### WHAT TO WORK ON
Count how many lines of the material below have the word "Gajdoš" and give only the number.

● ● ● ●

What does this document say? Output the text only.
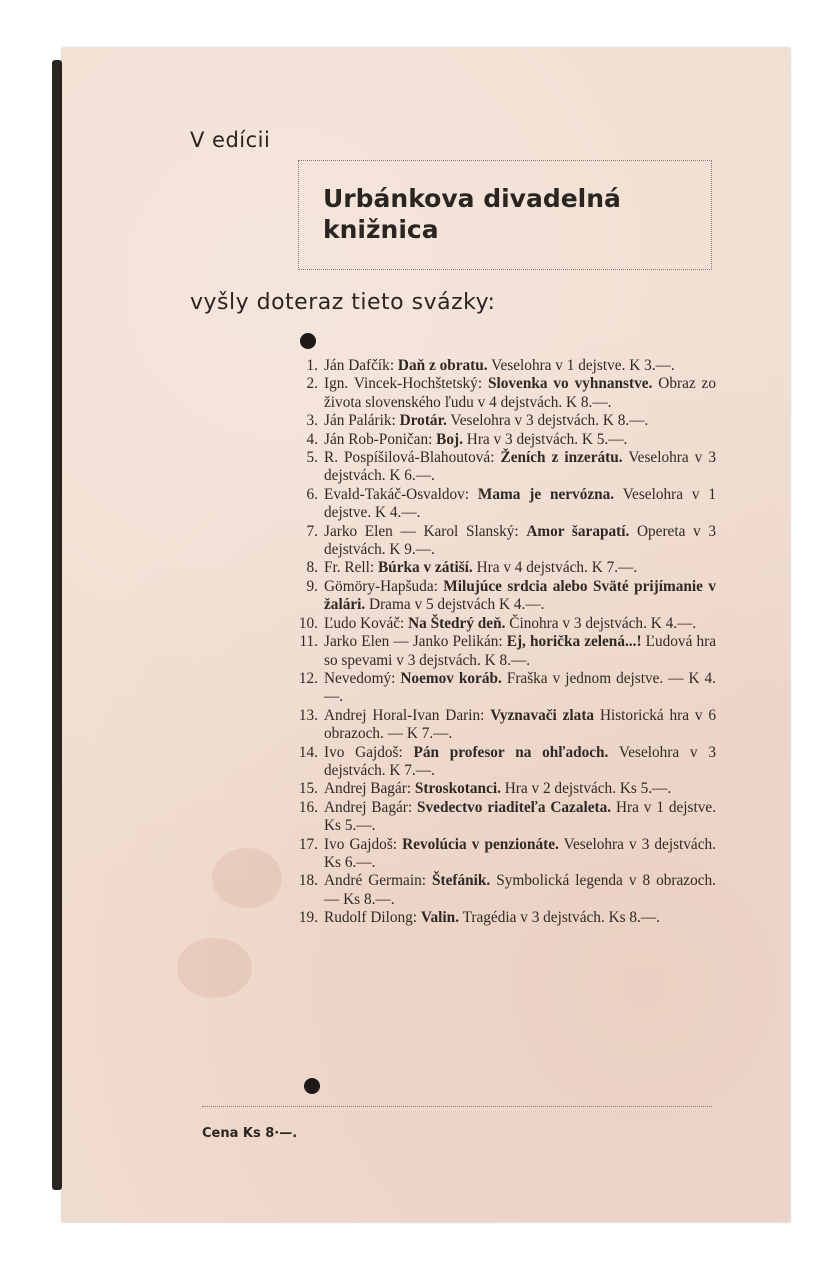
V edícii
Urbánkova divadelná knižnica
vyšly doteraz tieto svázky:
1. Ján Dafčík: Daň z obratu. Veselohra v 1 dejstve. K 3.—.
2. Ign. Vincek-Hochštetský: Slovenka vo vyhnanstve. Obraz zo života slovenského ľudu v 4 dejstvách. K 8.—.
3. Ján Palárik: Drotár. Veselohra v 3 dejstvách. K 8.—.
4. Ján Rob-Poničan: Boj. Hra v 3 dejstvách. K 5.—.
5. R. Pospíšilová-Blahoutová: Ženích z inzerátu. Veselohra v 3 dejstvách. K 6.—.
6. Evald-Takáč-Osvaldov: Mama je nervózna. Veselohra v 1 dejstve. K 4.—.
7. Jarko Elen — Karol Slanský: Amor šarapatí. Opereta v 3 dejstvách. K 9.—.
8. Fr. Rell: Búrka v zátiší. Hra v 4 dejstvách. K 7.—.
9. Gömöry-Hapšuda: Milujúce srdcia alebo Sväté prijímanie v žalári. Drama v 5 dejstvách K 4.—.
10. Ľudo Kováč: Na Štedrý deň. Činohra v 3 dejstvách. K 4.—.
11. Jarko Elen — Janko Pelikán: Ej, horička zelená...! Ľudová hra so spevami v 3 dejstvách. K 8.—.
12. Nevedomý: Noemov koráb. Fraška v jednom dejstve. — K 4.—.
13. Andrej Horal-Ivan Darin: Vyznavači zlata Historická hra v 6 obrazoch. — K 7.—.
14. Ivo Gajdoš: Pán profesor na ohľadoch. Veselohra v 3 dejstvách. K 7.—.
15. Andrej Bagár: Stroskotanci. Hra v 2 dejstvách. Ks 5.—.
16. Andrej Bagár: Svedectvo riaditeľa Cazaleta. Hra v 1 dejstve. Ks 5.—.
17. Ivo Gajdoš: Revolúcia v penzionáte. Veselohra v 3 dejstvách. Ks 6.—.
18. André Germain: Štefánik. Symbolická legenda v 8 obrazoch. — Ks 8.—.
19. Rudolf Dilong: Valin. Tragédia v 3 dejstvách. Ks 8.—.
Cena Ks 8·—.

● ● ● ●

### SOLUTION TO THIS PROBLEM
2